Lines that contain the string "stars" are to be copied; leave out all others.

> [RECORD EXTRACTS]:
[START]

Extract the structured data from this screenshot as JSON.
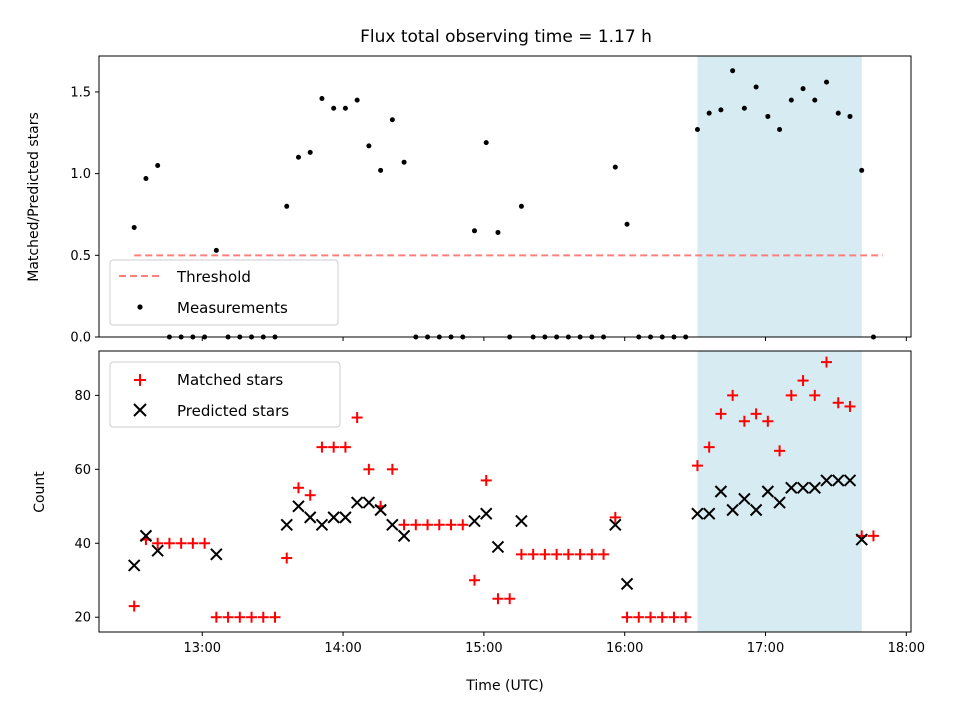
{
  "chart_data": [
    {
      "type": "scatter",
      "title": "Flux total observing time = 1.17 h",
      "xlabel": "",
      "ylabel": "Matched/Predicted stars",
      "xlim": [
        "12:16",
        "18:02"
      ],
      "ylim": [
        0,
        1.72
      ],
      "yticks": [
        "0.0",
        "0.5",
        "1.0",
        "1.5"
      ],
      "highlight_span": {
        "start": "16:31",
        "end": "17:41",
        "color": "#add8e6"
      },
      "threshold": {
        "name": "Threshold",
        "value": 0.5,
        "x_start": "12:31",
        "x_end": "17:50",
        "color": "#ff7f7f",
        "style": "dashed"
      },
      "series": [
        {
          "name": "Measurements",
          "marker": "dot",
          "color": "#000000",
          "points": [
            [
              "12:31",
              0.67
            ],
            [
              "12:36",
              0.97
            ],
            [
              "12:41",
              1.05
            ],
            [
              "12:46",
              0.0
            ],
            [
              "12:51",
              0.0
            ],
            [
              "12:56",
              0.0
            ],
            [
              "13:01",
              0.0
            ],
            [
              "13:06",
              0.53
            ],
            [
              "13:11",
              0.0
            ],
            [
              "13:16",
              0.0
            ],
            [
              "13:21",
              0.0
            ],
            [
              "13:26",
              0.0
            ],
            [
              "13:31",
              0.0
            ],
            [
              "13:36",
              0.8
            ],
            [
              "13:41",
              1.1
            ],
            [
              "13:46",
              1.13
            ],
            [
              "13:51",
              1.46
            ],
            [
              "13:56",
              1.4
            ],
            [
              "14:01",
              1.4
            ],
            [
              "14:06",
              1.45
            ],
            [
              "14:11",
              1.17
            ],
            [
              "14:16",
              1.02
            ],
            [
              "14:21",
              1.33
            ],
            [
              "14:26",
              1.07
            ],
            [
              "14:31",
              0.0
            ],
            [
              "14:36",
              0.0
            ],
            [
              "14:41",
              0.0
            ],
            [
              "14:46",
              0.0
            ],
            [
              "14:51",
              0.0
            ],
            [
              "14:56",
              0.65
            ],
            [
              "15:01",
              1.19
            ],
            [
              "15:06",
              0.64
            ],
            [
              "15:11",
              0.0
            ],
            [
              "15:16",
              0.8
            ],
            [
              "15:21",
              0.0
            ],
            [
              "15:26",
              0.0
            ],
            [
              "15:31",
              0.0
            ],
            [
              "15:36",
              0.0
            ],
            [
              "15:41",
              0.0
            ],
            [
              "15:46",
              0.0
            ],
            [
              "15:51",
              0.0
            ],
            [
              "15:56",
              1.04
            ],
            [
              "16:01",
              0.69
            ],
            [
              "16:06",
              0.0
            ],
            [
              "16:11",
              0.0
            ],
            [
              "16:16",
              0.0
            ],
            [
              "16:21",
              0.0
            ],
            [
              "16:26",
              0.0
            ],
            [
              "16:31",
              1.27
            ],
            [
              "16:36",
              1.37
            ],
            [
              "16:41",
              1.39
            ],
            [
              "16:46",
              1.63
            ],
            [
              "16:51",
              1.4
            ],
            [
              "16:56",
              1.53
            ],
            [
              "17:01",
              1.35
            ],
            [
              "17:06",
              1.27
            ],
            [
              "17:11",
              1.45
            ],
            [
              "17:16",
              1.52
            ],
            [
              "17:21",
              1.45
            ],
            [
              "17:26",
              1.56
            ],
            [
              "17:31",
              1.37
            ],
            [
              "17:36",
              1.35
            ],
            [
              "17:41",
              1.02
            ],
            [
              "17:46",
              0.0
            ]
          ]
        }
      ],
      "legend": {
        "placement": "lower-left",
        "entries": [
          "Threshold",
          "Measurements"
        ]
      },
      "grid": false
    },
    {
      "type": "scatter",
      "title": "",
      "xlabel": "Time (UTC)",
      "ylabel": "Count",
      "xlim": [
        "12:16",
        "18:02"
      ],
      "xticks": [
        "13:00",
        "14:00",
        "15:00",
        "16:00",
        "17:00",
        "18:00"
      ],
      "ylim": [
        16,
        92
      ],
      "yticks": [
        "20",
        "40",
        "60",
        "80"
      ],
      "highlight_span": {
        "start": "16:31",
        "end": "17:41",
        "color": "#add8e6"
      },
      "series": [
        {
          "name": "Matched stars",
          "marker": "plus",
          "color": "#ff0000",
          "points": [
            [
              "12:31",
              23
            ],
            [
              "12:36",
              41
            ],
            [
              "12:41",
              40
            ],
            [
              "12:46",
              40
            ],
            [
              "12:51",
              40
            ],
            [
              "12:56",
              40
            ],
            [
              "13:01",
              40
            ],
            [
              "13:06",
              20
            ],
            [
              "13:11",
              20
            ],
            [
              "13:16",
              20
            ],
            [
              "13:21",
              20
            ],
            [
              "13:26",
              20
            ],
            [
              "13:31",
              20
            ],
            [
              "13:36",
              36
            ],
            [
              "13:41",
              55
            ],
            [
              "13:46",
              53
            ],
            [
              "13:51",
              66
            ],
            [
              "13:56",
              66
            ],
            [
              "14:01",
              66
            ],
            [
              "14:06",
              74
            ],
            [
              "14:11",
              60
            ],
            [
              "14:16",
              50
            ],
            [
              "14:21",
              60
            ],
            [
              "14:26",
              45
            ],
            [
              "14:31",
              45
            ],
            [
              "14:36",
              45
            ],
            [
              "14:41",
              45
            ],
            [
              "14:46",
              45
            ],
            [
              "14:51",
              45
            ],
            [
              "14:56",
              30
            ],
            [
              "15:01",
              57
            ],
            [
              "15:06",
              25
            ],
            [
              "15:11",
              25
            ],
            [
              "15:16",
              37
            ],
            [
              "15:21",
              37
            ],
            [
              "15:26",
              37
            ],
            [
              "15:31",
              37
            ],
            [
              "15:36",
              37
            ],
            [
              "15:41",
              37
            ],
            [
              "15:46",
              37
            ],
            [
              "15:51",
              37
            ],
            [
              "15:56",
              47
            ],
            [
              "16:01",
              20
            ],
            [
              "16:06",
              20
            ],
            [
              "16:11",
              20
            ],
            [
              "16:16",
              20
            ],
            [
              "16:21",
              20
            ],
            [
              "16:26",
              20
            ],
            [
              "16:31",
              61
            ],
            [
              "16:36",
              66
            ],
            [
              "16:41",
              75
            ],
            [
              "16:46",
              80
            ],
            [
              "16:51",
              73
            ],
            [
              "16:56",
              75
            ],
            [
              "17:01",
              73
            ],
            [
              "17:06",
              65
            ],
            [
              "17:11",
              80
            ],
            [
              "17:16",
              84
            ],
            [
              "17:21",
              80
            ],
            [
              "17:26",
              89
            ],
            [
              "17:31",
              78
            ],
            [
              "17:36",
              77
            ],
            [
              "17:41",
              42
            ],
            [
              "17:46",
              42
            ]
          ]
        },
        {
          "name": "Predicted stars",
          "marker": "x",
          "color": "#000000",
          "points": [
            [
              "12:31",
              34
            ],
            [
              "12:36",
              42
            ],
            [
              "12:41",
              38
            ],
            [
              "13:06",
              37
            ],
            [
              "13:36",
              45
            ],
            [
              "13:41",
              50
            ],
            [
              "13:46",
              47
            ],
            [
              "13:51",
              45
            ],
            [
              "13:56",
              47
            ],
            [
              "14:01",
              47
            ],
            [
              "14:06",
              51
            ],
            [
              "14:11",
              51
            ],
            [
              "14:16",
              49
            ],
            [
              "14:21",
              45
            ],
            [
              "14:26",
              42
            ],
            [
              "14:56",
              46
            ],
            [
              "15:01",
              48
            ],
            [
              "15:06",
              39
            ],
            [
              "15:16",
              46
            ],
            [
              "15:56",
              45
            ],
            [
              "16:01",
              29
            ],
            [
              "16:31",
              48
            ],
            [
              "16:36",
              48
            ],
            [
              "16:41",
              54
            ],
            [
              "16:46",
              49
            ],
            [
              "16:51",
              52
            ],
            [
              "16:56",
              49
            ],
            [
              "17:01",
              54
            ],
            [
              "17:06",
              51
            ],
            [
              "17:11",
              55
            ],
            [
              "17:16",
              55
            ],
            [
              "17:21",
              55
            ],
            [
              "17:26",
              57
            ],
            [
              "17:31",
              57
            ],
            [
              "17:36",
              57
            ],
            [
              "17:41",
              41
            ]
          ]
        }
      ],
      "legend": {
        "placement": "upper-left",
        "entries": [
          "Matched stars",
          "Predicted stars"
        ]
      },
      "grid": false
    }
  ]
}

[END]

> [ANSWER FOR THIS EXERCISE]:
      "ylabel": "Matched/Predicted stars",
          "name": "Matched stars",
          "name": "Predicted stars",
          "Matched stars",
          "Predicted stars"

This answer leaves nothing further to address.